■ Entries taken from a collection
(begin)

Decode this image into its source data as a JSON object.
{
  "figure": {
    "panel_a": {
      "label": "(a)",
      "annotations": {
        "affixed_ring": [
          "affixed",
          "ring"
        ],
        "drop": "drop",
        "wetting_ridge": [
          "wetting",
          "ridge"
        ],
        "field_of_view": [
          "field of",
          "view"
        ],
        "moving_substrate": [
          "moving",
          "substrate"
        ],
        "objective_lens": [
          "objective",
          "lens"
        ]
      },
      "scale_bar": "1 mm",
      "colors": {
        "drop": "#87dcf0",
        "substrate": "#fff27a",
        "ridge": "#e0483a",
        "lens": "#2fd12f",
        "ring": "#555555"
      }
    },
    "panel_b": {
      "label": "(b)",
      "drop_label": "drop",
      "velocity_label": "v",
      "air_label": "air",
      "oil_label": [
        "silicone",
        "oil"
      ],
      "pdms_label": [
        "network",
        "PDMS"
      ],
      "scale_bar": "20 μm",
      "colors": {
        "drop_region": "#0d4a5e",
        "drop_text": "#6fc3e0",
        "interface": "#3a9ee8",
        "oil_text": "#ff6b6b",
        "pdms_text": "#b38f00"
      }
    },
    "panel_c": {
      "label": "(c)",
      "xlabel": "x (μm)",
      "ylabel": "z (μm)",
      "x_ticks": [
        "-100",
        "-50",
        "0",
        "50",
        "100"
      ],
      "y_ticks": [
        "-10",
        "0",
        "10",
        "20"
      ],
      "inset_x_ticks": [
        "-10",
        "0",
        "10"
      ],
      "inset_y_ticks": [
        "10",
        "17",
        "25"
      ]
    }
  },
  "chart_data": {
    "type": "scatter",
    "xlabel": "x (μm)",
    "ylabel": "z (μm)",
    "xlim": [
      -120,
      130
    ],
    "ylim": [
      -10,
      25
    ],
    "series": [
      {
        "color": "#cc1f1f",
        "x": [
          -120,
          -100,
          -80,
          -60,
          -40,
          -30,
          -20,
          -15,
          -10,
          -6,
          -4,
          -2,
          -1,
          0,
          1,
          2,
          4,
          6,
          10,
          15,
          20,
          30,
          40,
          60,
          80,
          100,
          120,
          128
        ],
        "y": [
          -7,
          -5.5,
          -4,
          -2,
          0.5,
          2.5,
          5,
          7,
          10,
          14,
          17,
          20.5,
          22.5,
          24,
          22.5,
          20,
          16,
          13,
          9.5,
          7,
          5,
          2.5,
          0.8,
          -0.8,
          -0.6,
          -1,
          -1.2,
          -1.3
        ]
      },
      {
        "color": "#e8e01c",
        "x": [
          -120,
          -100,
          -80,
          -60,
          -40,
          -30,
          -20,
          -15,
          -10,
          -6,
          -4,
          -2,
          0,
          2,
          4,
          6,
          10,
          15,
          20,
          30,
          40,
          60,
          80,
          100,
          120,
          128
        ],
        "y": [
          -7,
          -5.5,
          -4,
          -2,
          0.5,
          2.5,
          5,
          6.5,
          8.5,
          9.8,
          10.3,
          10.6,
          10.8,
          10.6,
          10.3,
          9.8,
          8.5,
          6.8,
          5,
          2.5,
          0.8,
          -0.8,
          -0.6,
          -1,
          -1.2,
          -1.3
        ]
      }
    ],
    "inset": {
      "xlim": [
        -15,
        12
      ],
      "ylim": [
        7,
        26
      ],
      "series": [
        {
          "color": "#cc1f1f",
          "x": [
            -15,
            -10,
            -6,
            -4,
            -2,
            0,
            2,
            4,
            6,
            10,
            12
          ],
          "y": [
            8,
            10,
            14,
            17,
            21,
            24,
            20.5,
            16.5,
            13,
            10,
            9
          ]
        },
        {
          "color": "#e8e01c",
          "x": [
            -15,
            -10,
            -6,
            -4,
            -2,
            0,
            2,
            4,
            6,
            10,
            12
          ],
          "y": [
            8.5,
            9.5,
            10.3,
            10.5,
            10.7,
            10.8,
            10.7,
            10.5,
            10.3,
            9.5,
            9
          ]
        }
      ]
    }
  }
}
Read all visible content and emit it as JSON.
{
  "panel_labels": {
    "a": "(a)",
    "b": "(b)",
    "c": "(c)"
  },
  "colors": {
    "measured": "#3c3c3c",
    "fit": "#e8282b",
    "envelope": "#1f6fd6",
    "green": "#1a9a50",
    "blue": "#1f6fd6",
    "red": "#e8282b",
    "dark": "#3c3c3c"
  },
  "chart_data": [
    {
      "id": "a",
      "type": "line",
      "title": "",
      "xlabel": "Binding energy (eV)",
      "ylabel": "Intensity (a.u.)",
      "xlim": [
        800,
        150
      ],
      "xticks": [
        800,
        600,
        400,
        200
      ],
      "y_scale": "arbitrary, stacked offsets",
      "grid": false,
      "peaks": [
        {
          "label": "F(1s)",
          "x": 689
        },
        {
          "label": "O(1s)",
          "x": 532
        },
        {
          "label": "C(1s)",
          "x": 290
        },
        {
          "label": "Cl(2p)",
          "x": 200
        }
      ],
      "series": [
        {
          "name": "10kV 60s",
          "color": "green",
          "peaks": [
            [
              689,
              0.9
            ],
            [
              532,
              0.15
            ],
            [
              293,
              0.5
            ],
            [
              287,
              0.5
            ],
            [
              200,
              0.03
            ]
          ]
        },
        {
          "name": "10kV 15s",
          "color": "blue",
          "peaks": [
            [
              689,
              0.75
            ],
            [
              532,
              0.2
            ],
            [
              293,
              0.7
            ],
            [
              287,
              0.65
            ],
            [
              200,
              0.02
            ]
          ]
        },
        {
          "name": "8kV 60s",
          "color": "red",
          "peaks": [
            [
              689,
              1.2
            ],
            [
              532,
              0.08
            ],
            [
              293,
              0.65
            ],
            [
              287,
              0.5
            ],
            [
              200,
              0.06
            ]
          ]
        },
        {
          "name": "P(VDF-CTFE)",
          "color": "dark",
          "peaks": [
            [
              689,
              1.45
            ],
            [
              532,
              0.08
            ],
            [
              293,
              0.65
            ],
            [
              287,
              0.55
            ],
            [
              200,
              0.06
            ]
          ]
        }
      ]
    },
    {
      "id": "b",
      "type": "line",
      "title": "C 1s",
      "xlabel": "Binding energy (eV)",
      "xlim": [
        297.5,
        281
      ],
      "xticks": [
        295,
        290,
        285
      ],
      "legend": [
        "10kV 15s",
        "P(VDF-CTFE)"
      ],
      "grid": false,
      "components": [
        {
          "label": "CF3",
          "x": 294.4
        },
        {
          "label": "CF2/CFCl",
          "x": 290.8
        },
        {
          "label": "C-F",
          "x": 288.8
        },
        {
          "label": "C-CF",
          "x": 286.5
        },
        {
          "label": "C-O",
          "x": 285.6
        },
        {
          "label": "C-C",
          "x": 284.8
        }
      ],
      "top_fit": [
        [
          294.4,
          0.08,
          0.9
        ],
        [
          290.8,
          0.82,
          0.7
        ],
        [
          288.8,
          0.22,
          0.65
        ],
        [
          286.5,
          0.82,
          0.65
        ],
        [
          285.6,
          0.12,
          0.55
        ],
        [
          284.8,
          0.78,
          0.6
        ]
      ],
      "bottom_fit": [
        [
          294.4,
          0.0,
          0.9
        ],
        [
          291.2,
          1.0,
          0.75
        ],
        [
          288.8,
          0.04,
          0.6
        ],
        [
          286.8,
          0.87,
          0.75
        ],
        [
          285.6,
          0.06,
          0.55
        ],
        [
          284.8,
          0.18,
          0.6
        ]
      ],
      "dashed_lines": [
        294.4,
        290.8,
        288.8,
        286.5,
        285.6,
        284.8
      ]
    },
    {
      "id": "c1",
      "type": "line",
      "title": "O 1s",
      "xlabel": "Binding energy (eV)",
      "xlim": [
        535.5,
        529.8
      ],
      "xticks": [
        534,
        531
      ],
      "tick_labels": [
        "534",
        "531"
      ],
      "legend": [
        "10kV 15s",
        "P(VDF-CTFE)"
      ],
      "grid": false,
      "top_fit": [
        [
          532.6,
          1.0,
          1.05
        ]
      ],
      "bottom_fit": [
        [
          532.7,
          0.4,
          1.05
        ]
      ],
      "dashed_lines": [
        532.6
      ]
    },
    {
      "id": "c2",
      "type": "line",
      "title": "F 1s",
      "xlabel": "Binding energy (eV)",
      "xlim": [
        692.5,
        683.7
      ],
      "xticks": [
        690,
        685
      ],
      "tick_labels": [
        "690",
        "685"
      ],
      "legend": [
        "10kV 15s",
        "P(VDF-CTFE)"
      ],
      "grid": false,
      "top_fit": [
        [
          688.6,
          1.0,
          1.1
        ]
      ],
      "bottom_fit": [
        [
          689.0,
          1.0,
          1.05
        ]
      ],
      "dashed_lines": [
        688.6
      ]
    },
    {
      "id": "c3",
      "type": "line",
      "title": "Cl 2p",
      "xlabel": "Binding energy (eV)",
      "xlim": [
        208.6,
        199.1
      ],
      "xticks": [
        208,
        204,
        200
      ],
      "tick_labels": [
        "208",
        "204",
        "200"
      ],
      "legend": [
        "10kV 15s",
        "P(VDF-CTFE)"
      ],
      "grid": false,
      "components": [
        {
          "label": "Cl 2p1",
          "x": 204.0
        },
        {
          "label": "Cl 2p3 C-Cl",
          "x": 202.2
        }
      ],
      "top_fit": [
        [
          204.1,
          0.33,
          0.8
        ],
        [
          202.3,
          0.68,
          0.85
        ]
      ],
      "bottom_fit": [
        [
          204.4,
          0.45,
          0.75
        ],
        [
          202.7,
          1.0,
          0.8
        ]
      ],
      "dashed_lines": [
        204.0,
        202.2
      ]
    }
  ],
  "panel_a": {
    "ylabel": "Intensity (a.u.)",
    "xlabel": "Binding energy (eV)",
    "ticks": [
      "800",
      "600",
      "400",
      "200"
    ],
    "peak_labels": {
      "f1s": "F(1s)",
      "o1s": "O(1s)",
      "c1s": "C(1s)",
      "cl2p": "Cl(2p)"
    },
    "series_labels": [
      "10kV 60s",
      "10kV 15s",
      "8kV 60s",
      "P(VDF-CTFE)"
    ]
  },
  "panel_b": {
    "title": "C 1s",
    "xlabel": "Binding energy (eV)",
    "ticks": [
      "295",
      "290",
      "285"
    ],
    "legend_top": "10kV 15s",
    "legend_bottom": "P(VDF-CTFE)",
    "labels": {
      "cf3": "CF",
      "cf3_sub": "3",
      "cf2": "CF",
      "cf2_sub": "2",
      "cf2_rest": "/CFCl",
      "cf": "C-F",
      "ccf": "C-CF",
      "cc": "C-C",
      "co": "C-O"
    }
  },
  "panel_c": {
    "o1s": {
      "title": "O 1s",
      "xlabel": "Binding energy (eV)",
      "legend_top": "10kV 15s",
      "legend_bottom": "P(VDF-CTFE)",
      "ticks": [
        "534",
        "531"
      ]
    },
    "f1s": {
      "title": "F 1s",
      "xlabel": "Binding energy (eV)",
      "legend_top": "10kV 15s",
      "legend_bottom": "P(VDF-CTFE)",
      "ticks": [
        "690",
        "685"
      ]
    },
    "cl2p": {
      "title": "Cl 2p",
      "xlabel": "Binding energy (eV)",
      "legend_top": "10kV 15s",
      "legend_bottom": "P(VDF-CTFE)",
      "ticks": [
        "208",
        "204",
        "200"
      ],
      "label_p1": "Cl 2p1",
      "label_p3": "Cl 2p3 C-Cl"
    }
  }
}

(end)

■ YOUR OBJECTIVE
Look through the entries above and list every line containing "JSON".

■ COMPLETE RESPONSE
Decode this image into its source data as a JSON object.
Read all visible content and emit it as JSON.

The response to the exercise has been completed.